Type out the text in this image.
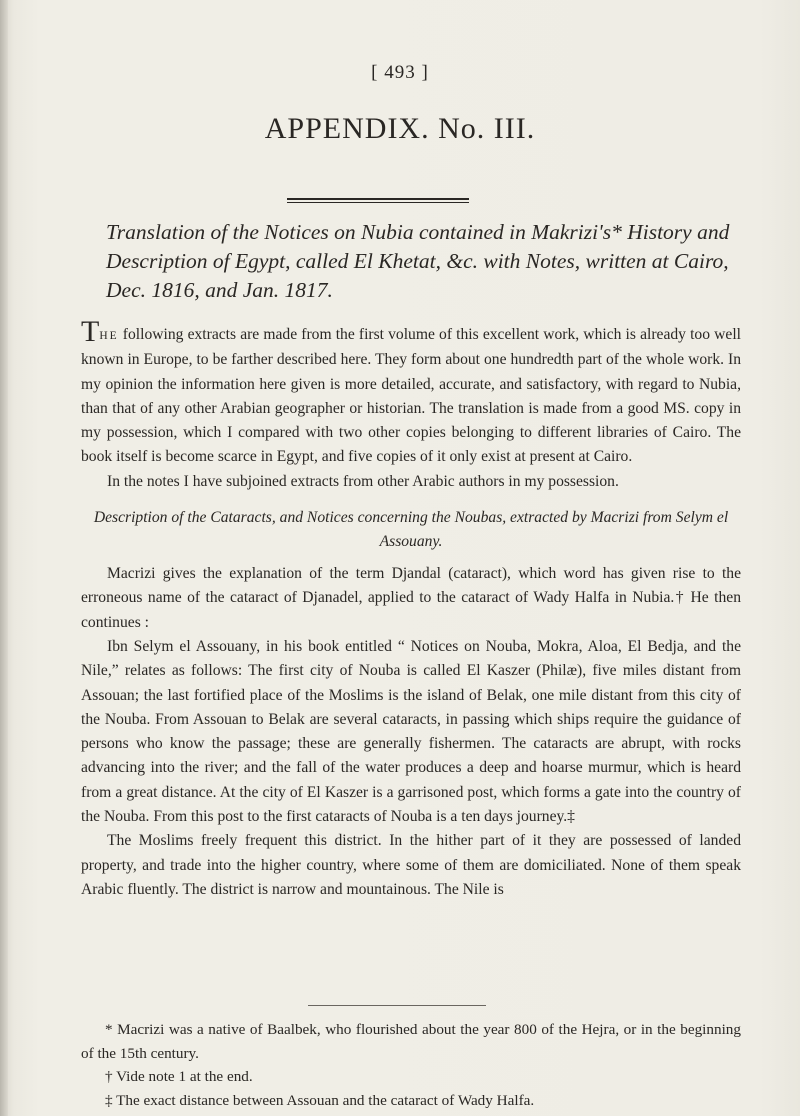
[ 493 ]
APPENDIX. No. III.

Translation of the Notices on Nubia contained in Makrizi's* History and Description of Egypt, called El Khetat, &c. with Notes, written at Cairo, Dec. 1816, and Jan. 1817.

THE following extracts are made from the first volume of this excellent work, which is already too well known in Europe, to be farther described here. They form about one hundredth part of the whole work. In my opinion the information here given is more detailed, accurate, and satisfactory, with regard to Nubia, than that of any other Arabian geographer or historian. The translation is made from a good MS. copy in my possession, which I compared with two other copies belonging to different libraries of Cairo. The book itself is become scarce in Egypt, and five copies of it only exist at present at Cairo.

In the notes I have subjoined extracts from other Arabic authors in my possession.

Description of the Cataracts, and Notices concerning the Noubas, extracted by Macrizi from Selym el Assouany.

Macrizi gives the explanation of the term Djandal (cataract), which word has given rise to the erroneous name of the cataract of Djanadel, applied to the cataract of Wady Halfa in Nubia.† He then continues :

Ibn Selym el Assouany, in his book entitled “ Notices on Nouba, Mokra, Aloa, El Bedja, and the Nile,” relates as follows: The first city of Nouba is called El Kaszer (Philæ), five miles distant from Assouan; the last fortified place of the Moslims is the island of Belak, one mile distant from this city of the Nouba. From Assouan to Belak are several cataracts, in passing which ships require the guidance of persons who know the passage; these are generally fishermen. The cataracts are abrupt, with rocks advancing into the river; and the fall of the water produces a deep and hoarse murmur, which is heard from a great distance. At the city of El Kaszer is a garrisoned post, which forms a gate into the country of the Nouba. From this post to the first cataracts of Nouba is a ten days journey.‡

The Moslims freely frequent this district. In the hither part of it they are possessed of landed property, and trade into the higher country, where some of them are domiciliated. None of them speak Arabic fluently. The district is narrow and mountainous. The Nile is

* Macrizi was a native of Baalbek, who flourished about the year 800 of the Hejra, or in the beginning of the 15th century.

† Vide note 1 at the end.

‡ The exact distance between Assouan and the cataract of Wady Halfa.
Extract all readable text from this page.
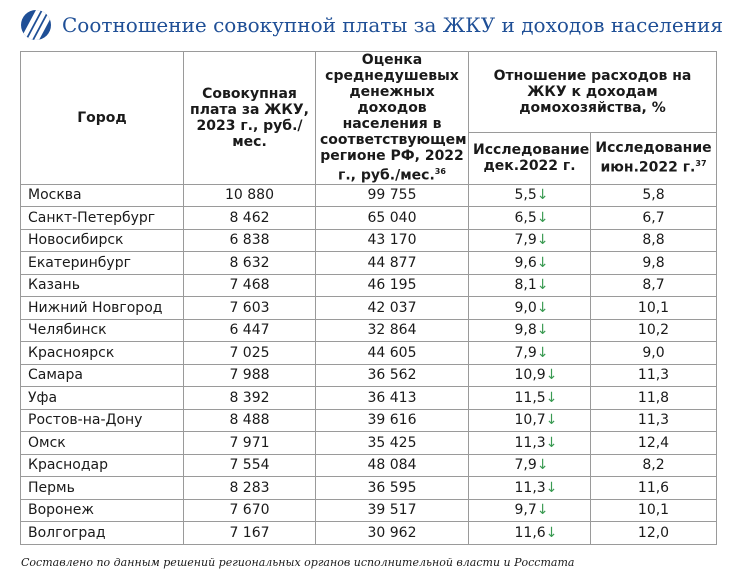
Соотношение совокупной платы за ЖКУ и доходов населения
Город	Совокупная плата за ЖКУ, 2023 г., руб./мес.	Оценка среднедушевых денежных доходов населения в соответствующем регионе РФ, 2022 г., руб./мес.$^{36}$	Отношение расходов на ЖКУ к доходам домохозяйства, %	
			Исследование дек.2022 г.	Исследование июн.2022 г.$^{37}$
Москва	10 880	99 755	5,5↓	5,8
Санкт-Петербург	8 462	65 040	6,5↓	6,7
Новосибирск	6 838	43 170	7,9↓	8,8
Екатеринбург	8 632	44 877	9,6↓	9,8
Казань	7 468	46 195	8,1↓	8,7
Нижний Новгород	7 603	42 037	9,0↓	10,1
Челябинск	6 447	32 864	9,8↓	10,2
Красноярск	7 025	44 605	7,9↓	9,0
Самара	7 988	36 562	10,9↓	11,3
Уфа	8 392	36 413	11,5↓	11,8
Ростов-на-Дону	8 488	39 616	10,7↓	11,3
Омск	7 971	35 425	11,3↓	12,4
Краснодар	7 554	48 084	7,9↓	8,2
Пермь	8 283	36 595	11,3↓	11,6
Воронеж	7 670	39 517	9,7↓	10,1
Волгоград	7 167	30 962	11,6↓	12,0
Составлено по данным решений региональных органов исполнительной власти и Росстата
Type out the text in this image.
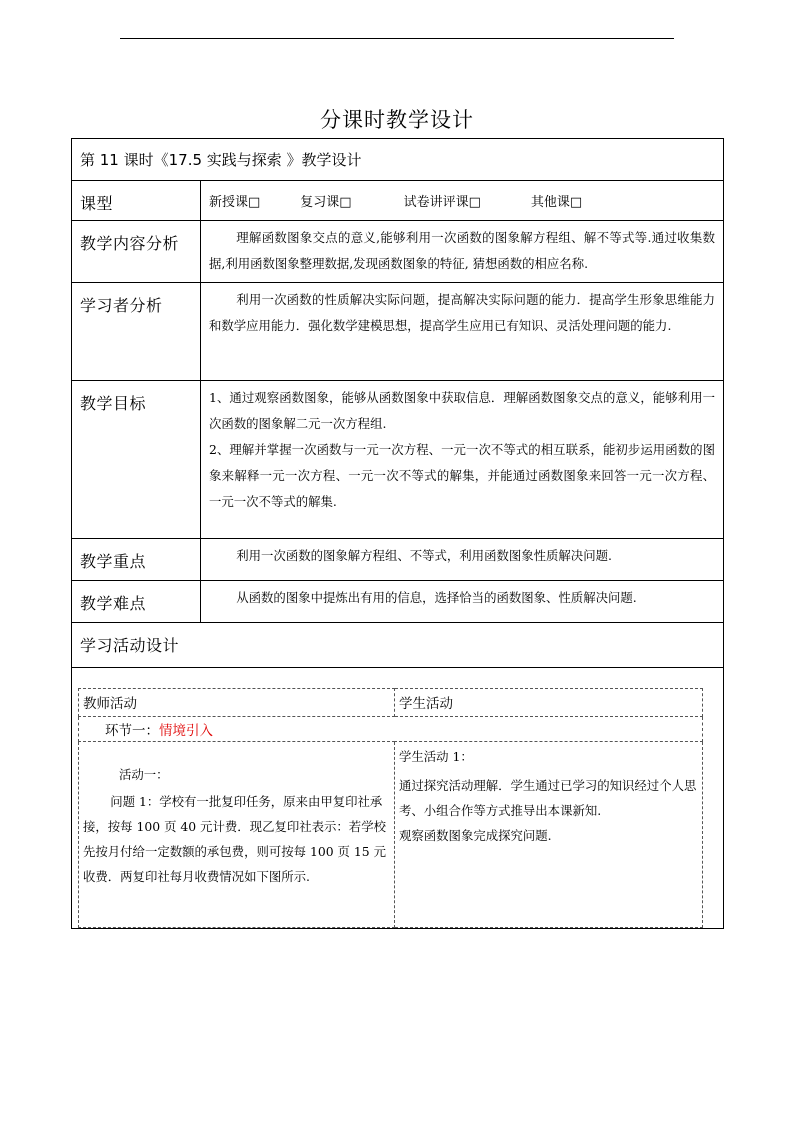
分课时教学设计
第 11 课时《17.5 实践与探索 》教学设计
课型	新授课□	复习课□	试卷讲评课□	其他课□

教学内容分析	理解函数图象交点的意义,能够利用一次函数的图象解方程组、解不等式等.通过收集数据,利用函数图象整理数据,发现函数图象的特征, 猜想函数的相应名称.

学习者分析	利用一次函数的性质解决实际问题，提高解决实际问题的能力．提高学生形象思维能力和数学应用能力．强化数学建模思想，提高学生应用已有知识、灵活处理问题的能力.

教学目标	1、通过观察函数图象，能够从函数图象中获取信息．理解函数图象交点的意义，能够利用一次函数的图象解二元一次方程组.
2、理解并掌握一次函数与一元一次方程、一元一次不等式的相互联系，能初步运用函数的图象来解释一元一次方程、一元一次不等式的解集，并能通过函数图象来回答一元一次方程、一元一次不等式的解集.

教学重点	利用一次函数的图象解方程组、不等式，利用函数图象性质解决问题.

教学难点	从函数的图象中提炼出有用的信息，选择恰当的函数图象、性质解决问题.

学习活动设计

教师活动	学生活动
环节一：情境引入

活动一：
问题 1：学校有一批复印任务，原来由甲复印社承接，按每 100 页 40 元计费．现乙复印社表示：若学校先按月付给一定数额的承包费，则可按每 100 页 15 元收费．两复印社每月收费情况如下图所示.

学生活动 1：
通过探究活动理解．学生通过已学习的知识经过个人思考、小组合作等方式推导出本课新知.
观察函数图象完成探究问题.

····················

● TASK GOAL
Generate a word-for-word copy of the preceding records, excluding all pictures.

● EXERCISE SOLUTION
Type out the text in this image.
[ 493 ]
APPENDIX. No. III.

Translation of the Notices on Nubia contained in Makrizi's* History and Description of Egypt, called El Khetat, &c. with Notes, written at Cairo, Dec. 1816, and Jan. 1817.

THE following extracts are made from the first volume of this excellent work, which is already too well known in Europe, to be farther described here. They form about one hundredth part of the whole work. In my opinion the information here given is more detailed, accurate, and satisfactory, with regard to Nubia, than that of any other Arabian geographer or historian. The translation is made from a good MS. copy in my possession, which I compared with two other copies belonging to different libraries of Cairo. The book itself is become scarce in Egypt, and five copies of it only exist at present at Cairo.

In the notes I have subjoined extracts from other Arabic authors in my possession.

Description of the Cataracts, and Notices concerning the Noubas, extracted by Macrizi from Selym el Assouany.

Macrizi gives the explanation of the term Djandal (cataract), which word has given rise to the erroneous name of the cataract of Djanadel, applied to the cataract of Wady Halfa in Nubia.† He then continues :

Ibn Selym el Assouany, in his book entitled “ Notices on Nouba, Mokra, Aloa, El Bedja, and the Nile,” relates as follows: The first city of Nouba is called El Kaszer (Philæ), five miles distant from Assouan; the last fortified place of the Moslims is the island of Belak, one mile distant from this city of the Nouba. From Assouan to Belak are several cataracts, in passing which ships require the guidance of persons who know the passage; these are generally fishermen. The cataracts are abrupt, with rocks advancing into the river; and the fall of the water produces a deep and hoarse murmur, which is heard from a great distance. At the city of El Kaszer is a garrisoned post, which forms a gate into the country of the Nouba. From this post to the first cataracts of Nouba is a ten days journey.‡

The Moslims freely frequent this district. In the hither part of it they are possessed of landed property, and trade into the higher country, where some of them are domiciliated. None of them speak Arabic fluently. The district is narrow and mountainous. The Nile is

* Macrizi was a native of Baalbek, who flourished about the year 800 of the Hejra, or in the beginning of the 15th century.

† Vide note 1 at the end.

‡ The exact distance between Assouan and the cataract of Wady Halfa.
Extract all readable text from this page.
Соотношение совокупной платы за ЖКУ и доходов населения
Город	Совокупная плата за ЖКУ, 2023 г., руб./мес.	Оценка среднедушевых денежных доходов населения в соответствующем регионе РФ, 2022 г., руб./мес.$^{36}$	Отношение расходов на ЖКУ к доходам домохозяйства, %	
			Исследование дек.2022 г.	Исследование июн.2022 г.$^{37}$
Москва	10 880	99 755	5,5↓	5,8
Санкт-Петербург	8 462	65 040	6,5↓	6,7
Новосибирск	6 838	43 170	7,9↓	8,8
Екатеринбург	8 632	44 877	9,6↓	9,8
Казань	7 468	46 195	8,1↓	8,7
Нижний Новгород	7 603	42 037	9,0↓	10,1
Челябинск	6 447	32 864	9,8↓	10,2
Красноярск	7 025	44 605	7,9↓	9,0
Самара	7 988	36 562	10,9↓	11,3
Уфа	8 392	36 413	11,5↓	11,8
Ростов-на-Дону	8 488	39 616	10,7↓	11,3
Омск	7 971	35 425	11,3↓	12,4
Краснодар	7 554	48 084	7,9↓	8,2
Пермь	8 283	36 595	11,3↓	11,6
Воронеж	7 670	39 517	9,7↓	10,1
Волгоград	7 167	30 962	11,6↓	12,0
Составлено по данным решений региональных органов исполнительной власти и Росстата
Type out the text in this image.
分课时教学设计
第 11 课时《17.5 实践与探索 》教学设计
课型	新授课□	复习课□	试卷讲评课□	其他课□

教学内容分析	理解函数图象交点的意义,能够利用一次函数的图象解方程组、解不等式等.通过收集数据,利用函数图象整理数据,发现函数图象的特征, 猜想函数的相应名称.

学习者分析	利用一次函数的性质解决实际问题，提高解决实际问题的能力．提高学生形象思维能力和数学应用能力．强化数学建模思想，提高学生应用已有知识、灵活处理问题的能力.

教学目标	1、通过观察函数图象，能够从函数图象中获取信息．理解函数图象交点的意义，能够利用一次函数的图象解二元一次方程组.
2、理解并掌握一次函数与一元一次方程、一元一次不等式的相互联系，能初步运用函数的图象来解释一元一次方程、一元一次不等式的解集，并能通过函数图象来回答一元一次方程、一元一次不等式的解集.

教学重点	利用一次函数的图象解方程组、不等式，利用函数图象性质解决问题.

教学难点	从函数的图象中提炼出有用的信息，选择恰当的函数图象、性质解决问题.

学习活动设计

教师活动	学生活动
环节一：情境引入

活动一：
问题 1：学校有一批复印任务，原来由甲复印社承接，按每 100 页 40 元计费．现乙复印社表示：若学校先按月付给一定数额的承包费，则可按每 100 页 15 元收费．两复印社每月收费情况如下图所示.

学生活动 1：
通过探究活动理解．学生通过已学习的知识经过个人思考、小组合作等方式推导出本课新知.
观察函数图象完成探究问题.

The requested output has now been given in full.